What is needed: What follows is a set of entries. Repeat them exactly, but not their pictures.
— start —
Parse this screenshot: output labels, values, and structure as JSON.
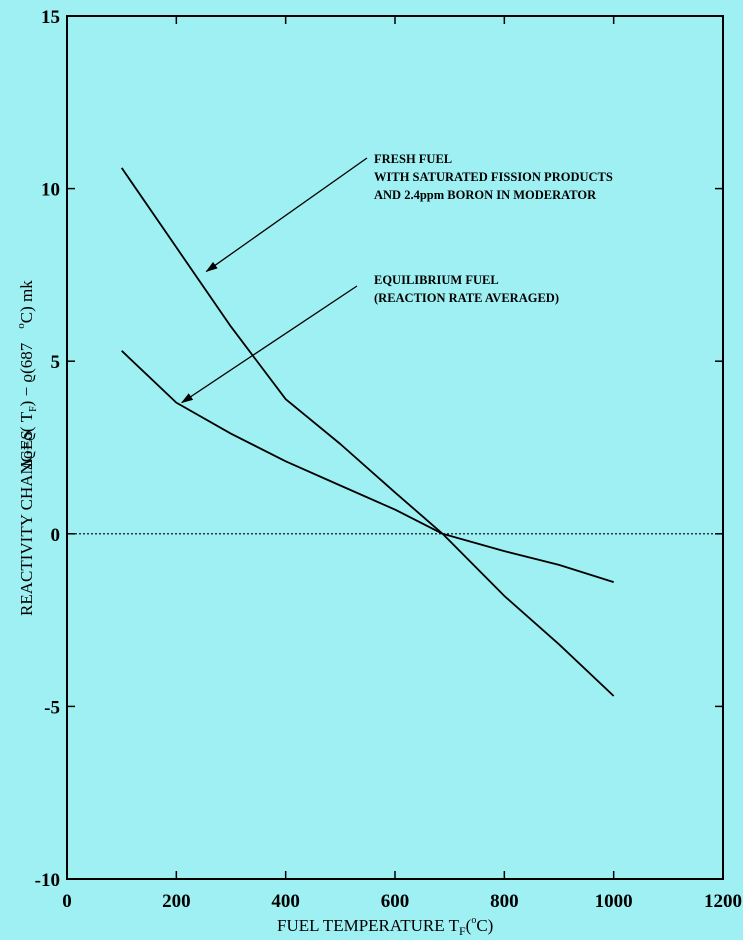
{
  "background_color": "#9ff0f3",
  "chart_data": {
    "type": "line",
    "xlim": [
      0,
      1200
    ],
    "ylim": [
      -10,
      15
    ],
    "x_ticks": [
      0,
      200,
      400,
      600,
      800,
      1000,
      1200
    ],
    "y_ticks": [
      15,
      10,
      5,
      0,
      -5,
      -10
    ],
    "x_tick_labels": [
      "0",
      "200",
      "400",
      "600",
      "800",
      "1000",
      "1200"
    ],
    "y_tick_labels": [
      "15",
      "10",
      "5",
      "0",
      "-5",
      "-10"
    ],
    "xlabel": "FUEL TEMPERATURE T",
    "xlabel_sub": "F",
    "xlabel_paren_open": "(",
    "xlabel_deg": "o",
    "xlabel_unit": "C)",
    "ylabel_main": "REACTIVITY CHANGES",
    "ylabel_formula": "Δϱ=ϱ(  T",
    "ylabel_sub": "F",
    "ylabel_mid": ")  −  ϱ(687",
    "ylabel_deg": "o",
    "ylabel_unit": "C) mk",
    "zero_line": "dotted",
    "series": [
      {
        "x": [
          100,
          200,
          300,
          400,
          500,
          600,
          687,
          800,
          900,
          1000
        ],
        "y": [
          10.6,
          8.3,
          6.0,
          3.9,
          2.6,
          1.2,
          0.0,
          -1.8,
          -3.2,
          -4.7
        ]
      },
      {
        "x": [
          100,
          200,
          300,
          400,
          500,
          600,
          687,
          800,
          900,
          1000
        ],
        "y": [
          5.3,
          3.8,
          2.9,
          2.1,
          1.4,
          0.7,
          0.0,
          -0.5,
          -0.9,
          -1.4
        ]
      }
    ],
    "annotations": [
      {
        "lines": [
          "FRESH FUEL",
          "WITH SATURATED FISSION PRODUCTS",
          "AND 2.4ppm BORON IN MODERATOR"
        ],
        "arrow_to": [
          255,
          7.6
        ]
      },
      {
        "lines": [
          "EQUILIBRIUM FUEL",
          "(REACTION RATE AVERAGED)"
        ],
        "arrow_to": [
          210,
          3.8
        ]
      }
    ]
  }
}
— end —
Result of the exercise:
Parse this screenshot: output labels, values, and structure as JSON.
{
  "background_color": "#9ff0f3",
  "chart_data": {
    "type": "line",
    "xlim": [
      0,
      1200
    ],
    "ylim": [
      -10,
      15
    ],
    "x_ticks": [
      0,
      200,
      400,
      600,
      800,
      1000,
      1200
    ],
    "y_ticks": [
      15,
      10,
      5,
      0,
      -5,
      -10
    ],
    "x_tick_labels": [
      "0",
      "200",
      "400",
      "600",
      "800",
      "1000",
      "1200"
    ],
    "y_tick_labels": [
      "15",
      "10",
      "5",
      "0",
      "-5",
      "-10"
    ],
    "xlabel": "FUEL TEMPERATURE T",
    "xlabel_sub": "F",
    "xlabel_paren_open": "(",
    "xlabel_deg": "o",
    "xlabel_unit": "C)",
    "ylabel_main": "REACTIVITY CHANGES",
    "ylabel_formula": "Δϱ=ϱ(  T",
    "ylabel_sub": "F",
    "ylabel_mid": ")  −  ϱ(687",
    "ylabel_deg": "o",
    "ylabel_unit": "C) mk",
    "zero_line": "dotted",
    "series": [
      {
        "x": [
          100,
          200,
          300,
          400,
          500,
          600,
          687,
          800,
          900,
          1000
        ],
        "y": [
          10.6,
          8.3,
          6.0,
          3.9,
          2.6,
          1.2,
          0.0,
          -1.8,
          -3.2,
          -4.7
        ]
      },
      {
        "x": [
          100,
          200,
          300,
          400,
          500,
          600,
          687,
          800,
          900,
          1000
        ],
        "y": [
          5.3,
          3.8,
          2.9,
          2.1,
          1.4,
          0.7,
          0.0,
          -0.5,
          -0.9,
          -1.4
        ]
      }
    ],
    "annotations": [
      {
        "lines": [
          "FRESH FUEL",
          "WITH SATURATED FISSION PRODUCTS",
          "AND 2.4ppm BORON IN MODERATOR"
        ],
        "arrow_to": [
          255,
          7.6
        ]
      },
      {
        "lines": [
          "EQUILIBRIUM FUEL",
          "(REACTION RATE AVERAGED)"
        ],
        "arrow_to": [
          210,
          3.8
        ]
      }
    ]
  }
}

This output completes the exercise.